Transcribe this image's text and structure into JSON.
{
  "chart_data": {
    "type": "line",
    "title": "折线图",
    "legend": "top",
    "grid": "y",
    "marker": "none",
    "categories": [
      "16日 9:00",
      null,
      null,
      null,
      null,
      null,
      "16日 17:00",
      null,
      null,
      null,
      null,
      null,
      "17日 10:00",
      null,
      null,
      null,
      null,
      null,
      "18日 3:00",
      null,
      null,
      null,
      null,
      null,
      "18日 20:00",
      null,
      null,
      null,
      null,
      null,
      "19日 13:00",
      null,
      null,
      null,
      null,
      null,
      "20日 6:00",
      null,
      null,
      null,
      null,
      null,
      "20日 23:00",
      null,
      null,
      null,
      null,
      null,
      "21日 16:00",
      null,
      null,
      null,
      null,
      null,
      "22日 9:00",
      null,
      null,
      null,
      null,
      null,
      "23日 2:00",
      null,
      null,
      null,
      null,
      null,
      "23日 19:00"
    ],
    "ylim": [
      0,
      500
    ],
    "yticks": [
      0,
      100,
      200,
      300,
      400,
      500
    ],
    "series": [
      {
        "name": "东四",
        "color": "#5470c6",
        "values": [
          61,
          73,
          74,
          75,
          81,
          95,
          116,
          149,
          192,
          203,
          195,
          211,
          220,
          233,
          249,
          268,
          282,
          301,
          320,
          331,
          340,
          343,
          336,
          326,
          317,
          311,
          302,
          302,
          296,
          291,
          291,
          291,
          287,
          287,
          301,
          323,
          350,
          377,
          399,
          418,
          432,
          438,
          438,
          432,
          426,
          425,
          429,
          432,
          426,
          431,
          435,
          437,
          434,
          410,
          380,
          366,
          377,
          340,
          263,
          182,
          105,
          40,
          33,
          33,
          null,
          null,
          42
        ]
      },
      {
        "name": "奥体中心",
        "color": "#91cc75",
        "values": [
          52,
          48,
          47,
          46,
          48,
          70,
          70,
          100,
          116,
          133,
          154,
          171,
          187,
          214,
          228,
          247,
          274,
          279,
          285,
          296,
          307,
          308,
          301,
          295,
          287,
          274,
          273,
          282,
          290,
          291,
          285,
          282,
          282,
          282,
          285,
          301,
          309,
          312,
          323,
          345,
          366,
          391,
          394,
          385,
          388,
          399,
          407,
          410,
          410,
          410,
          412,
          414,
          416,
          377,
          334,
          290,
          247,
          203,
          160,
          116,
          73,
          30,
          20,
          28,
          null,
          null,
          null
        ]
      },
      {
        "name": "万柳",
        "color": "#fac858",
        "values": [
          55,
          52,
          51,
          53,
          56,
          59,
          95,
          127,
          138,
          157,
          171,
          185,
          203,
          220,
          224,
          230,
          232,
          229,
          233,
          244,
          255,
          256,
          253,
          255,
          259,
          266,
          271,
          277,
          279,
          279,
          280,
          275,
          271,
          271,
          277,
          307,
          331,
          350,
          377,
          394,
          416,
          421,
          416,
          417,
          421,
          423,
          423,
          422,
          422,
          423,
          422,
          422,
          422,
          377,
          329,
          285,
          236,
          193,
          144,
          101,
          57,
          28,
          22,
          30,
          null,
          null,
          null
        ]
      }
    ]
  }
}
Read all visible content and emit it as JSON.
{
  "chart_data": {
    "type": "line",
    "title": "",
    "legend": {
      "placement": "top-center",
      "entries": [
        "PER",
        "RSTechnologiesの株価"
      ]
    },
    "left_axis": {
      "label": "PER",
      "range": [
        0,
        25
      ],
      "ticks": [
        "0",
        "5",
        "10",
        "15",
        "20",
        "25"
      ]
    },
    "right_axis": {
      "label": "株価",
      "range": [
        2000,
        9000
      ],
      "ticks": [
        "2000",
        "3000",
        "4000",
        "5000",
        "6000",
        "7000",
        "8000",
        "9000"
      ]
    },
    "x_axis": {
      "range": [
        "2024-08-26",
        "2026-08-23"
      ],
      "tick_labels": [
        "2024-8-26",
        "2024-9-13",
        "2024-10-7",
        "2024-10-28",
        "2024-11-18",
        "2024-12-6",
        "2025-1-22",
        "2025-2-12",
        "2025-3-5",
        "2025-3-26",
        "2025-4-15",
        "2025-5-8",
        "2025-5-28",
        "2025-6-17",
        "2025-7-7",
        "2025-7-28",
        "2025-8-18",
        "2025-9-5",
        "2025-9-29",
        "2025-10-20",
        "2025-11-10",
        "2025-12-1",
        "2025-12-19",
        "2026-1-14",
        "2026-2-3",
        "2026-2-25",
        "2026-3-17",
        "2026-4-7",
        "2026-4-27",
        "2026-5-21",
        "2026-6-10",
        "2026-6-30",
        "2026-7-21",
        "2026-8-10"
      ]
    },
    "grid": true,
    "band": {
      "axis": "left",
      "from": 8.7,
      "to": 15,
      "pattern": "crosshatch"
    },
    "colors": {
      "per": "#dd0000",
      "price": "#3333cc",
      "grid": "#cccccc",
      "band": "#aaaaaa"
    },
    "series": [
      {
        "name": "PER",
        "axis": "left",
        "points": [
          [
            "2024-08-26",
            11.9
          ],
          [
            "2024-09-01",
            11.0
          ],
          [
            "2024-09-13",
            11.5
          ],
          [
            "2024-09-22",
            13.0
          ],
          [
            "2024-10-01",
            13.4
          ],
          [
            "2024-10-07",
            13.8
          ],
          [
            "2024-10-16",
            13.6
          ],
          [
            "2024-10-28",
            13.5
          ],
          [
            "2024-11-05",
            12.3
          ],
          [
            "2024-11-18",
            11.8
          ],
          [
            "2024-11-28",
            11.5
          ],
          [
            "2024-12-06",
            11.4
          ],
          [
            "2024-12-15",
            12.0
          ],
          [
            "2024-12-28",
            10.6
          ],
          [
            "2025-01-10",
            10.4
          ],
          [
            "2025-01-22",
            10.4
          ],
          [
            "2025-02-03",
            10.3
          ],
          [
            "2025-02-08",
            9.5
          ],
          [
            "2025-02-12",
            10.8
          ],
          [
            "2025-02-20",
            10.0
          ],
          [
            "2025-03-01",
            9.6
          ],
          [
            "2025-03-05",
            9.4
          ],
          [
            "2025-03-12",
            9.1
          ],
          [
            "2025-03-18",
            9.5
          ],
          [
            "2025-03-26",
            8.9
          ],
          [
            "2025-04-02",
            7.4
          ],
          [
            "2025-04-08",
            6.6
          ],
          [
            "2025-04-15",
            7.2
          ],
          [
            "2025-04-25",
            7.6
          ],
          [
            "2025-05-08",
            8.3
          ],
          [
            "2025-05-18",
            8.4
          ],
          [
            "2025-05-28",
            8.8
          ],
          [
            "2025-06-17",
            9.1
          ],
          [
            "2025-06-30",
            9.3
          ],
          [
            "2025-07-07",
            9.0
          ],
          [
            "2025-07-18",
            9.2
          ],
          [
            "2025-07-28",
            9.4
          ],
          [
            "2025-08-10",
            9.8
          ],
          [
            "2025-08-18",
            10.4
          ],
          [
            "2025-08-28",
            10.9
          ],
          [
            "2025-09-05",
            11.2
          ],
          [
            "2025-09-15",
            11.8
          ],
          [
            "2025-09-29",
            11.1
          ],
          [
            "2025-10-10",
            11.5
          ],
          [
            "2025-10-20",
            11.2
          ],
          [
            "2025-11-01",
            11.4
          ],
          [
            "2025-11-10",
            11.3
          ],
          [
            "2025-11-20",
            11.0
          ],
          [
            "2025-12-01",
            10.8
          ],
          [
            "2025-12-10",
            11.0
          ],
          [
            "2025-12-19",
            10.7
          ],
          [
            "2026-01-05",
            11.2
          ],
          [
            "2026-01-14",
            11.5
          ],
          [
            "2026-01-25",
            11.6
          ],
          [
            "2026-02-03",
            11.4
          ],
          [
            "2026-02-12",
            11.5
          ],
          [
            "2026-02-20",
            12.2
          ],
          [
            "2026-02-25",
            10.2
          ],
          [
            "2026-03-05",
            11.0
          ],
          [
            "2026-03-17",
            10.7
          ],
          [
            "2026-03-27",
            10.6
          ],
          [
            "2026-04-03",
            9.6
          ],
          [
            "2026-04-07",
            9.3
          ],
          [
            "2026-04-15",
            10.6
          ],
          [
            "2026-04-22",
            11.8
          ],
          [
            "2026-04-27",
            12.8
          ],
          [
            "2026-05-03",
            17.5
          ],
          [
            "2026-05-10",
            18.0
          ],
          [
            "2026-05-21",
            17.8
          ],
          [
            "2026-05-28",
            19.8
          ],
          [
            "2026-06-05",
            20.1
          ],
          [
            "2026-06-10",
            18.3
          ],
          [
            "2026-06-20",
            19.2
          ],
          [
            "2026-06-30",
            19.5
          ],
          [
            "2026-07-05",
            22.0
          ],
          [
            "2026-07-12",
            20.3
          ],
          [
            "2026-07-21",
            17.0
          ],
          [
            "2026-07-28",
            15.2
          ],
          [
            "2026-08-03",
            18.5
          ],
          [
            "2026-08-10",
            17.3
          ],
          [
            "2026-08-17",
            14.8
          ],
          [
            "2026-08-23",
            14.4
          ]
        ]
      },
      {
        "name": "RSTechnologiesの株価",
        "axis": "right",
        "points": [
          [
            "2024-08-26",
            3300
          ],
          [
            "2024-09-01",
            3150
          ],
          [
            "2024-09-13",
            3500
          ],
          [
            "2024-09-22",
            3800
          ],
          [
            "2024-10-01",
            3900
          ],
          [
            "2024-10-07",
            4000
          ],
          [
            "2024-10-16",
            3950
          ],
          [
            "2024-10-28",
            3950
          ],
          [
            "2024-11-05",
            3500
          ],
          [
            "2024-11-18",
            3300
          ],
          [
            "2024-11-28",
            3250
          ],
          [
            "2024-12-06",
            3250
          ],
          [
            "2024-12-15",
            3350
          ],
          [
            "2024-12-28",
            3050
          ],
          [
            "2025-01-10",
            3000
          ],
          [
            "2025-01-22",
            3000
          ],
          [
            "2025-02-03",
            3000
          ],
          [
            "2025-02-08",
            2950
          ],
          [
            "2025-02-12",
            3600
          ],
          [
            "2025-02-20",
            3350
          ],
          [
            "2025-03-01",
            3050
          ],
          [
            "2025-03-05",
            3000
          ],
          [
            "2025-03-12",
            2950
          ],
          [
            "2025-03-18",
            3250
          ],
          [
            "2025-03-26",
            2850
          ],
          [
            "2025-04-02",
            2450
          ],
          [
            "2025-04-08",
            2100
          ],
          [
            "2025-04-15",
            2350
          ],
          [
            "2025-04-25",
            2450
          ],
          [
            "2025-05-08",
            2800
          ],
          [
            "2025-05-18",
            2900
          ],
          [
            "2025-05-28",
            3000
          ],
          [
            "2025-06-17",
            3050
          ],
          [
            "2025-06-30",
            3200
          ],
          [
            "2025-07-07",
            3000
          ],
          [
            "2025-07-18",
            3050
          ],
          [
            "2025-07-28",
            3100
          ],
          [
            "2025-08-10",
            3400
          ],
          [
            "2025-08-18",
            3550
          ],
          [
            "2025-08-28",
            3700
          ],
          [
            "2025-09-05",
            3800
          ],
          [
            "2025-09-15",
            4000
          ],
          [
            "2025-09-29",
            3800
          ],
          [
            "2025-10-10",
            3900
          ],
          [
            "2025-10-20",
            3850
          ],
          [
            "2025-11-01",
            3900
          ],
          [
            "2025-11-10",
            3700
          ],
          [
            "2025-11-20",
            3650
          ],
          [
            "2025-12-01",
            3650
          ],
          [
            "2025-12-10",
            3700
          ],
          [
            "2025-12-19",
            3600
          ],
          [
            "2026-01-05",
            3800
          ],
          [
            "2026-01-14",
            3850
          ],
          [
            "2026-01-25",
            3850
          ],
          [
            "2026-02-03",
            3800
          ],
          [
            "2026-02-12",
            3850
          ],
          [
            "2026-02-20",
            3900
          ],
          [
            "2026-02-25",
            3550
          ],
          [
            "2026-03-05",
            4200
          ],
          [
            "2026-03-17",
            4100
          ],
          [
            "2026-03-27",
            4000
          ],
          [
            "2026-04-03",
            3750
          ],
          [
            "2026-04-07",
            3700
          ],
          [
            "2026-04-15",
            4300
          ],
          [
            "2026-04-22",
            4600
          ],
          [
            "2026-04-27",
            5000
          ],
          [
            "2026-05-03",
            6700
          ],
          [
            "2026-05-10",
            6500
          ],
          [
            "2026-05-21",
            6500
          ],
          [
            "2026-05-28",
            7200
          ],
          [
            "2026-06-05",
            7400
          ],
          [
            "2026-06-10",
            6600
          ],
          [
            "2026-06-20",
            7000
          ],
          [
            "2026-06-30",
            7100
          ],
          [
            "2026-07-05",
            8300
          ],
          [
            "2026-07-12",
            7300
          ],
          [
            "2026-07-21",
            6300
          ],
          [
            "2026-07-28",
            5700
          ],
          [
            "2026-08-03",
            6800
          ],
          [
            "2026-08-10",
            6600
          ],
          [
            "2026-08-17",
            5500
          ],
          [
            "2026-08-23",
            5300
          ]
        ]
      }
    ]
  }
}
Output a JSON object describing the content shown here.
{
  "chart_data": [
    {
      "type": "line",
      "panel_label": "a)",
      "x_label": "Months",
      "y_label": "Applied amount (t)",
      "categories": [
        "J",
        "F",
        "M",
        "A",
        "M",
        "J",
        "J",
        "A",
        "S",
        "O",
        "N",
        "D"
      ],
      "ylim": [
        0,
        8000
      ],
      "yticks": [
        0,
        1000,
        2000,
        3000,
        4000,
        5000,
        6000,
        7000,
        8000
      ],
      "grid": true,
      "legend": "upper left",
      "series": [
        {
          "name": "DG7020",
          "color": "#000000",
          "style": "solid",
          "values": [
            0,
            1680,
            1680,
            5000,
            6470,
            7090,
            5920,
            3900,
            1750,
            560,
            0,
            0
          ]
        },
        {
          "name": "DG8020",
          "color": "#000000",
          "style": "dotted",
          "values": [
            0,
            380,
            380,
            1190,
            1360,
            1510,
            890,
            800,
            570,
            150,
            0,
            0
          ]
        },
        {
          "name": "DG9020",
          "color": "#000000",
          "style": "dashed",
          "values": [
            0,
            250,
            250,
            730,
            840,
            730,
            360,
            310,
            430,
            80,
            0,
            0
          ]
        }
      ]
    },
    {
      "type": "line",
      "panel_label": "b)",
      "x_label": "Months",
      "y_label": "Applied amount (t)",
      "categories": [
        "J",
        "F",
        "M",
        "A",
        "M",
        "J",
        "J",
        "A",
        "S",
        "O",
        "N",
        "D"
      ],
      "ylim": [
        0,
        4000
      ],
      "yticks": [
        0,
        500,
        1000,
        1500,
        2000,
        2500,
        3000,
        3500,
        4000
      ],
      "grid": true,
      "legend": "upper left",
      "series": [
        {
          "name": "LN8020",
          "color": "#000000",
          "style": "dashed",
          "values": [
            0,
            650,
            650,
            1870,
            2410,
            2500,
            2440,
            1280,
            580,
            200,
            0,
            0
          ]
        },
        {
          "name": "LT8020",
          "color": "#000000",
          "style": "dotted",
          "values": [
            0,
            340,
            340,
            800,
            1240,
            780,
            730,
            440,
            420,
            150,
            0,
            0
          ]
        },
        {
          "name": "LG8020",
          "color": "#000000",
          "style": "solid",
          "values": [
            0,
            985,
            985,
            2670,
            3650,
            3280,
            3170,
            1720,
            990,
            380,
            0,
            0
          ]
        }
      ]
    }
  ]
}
+===+
§ EXERCISE INSTRUCTIONS: Pull out all lines containing the word "RSTechnologiesの株価" from the entries above.

§ WRITTEN REPLY:
        "RSTechnologiesの株価"
        "name": "RSTechnologiesの株価",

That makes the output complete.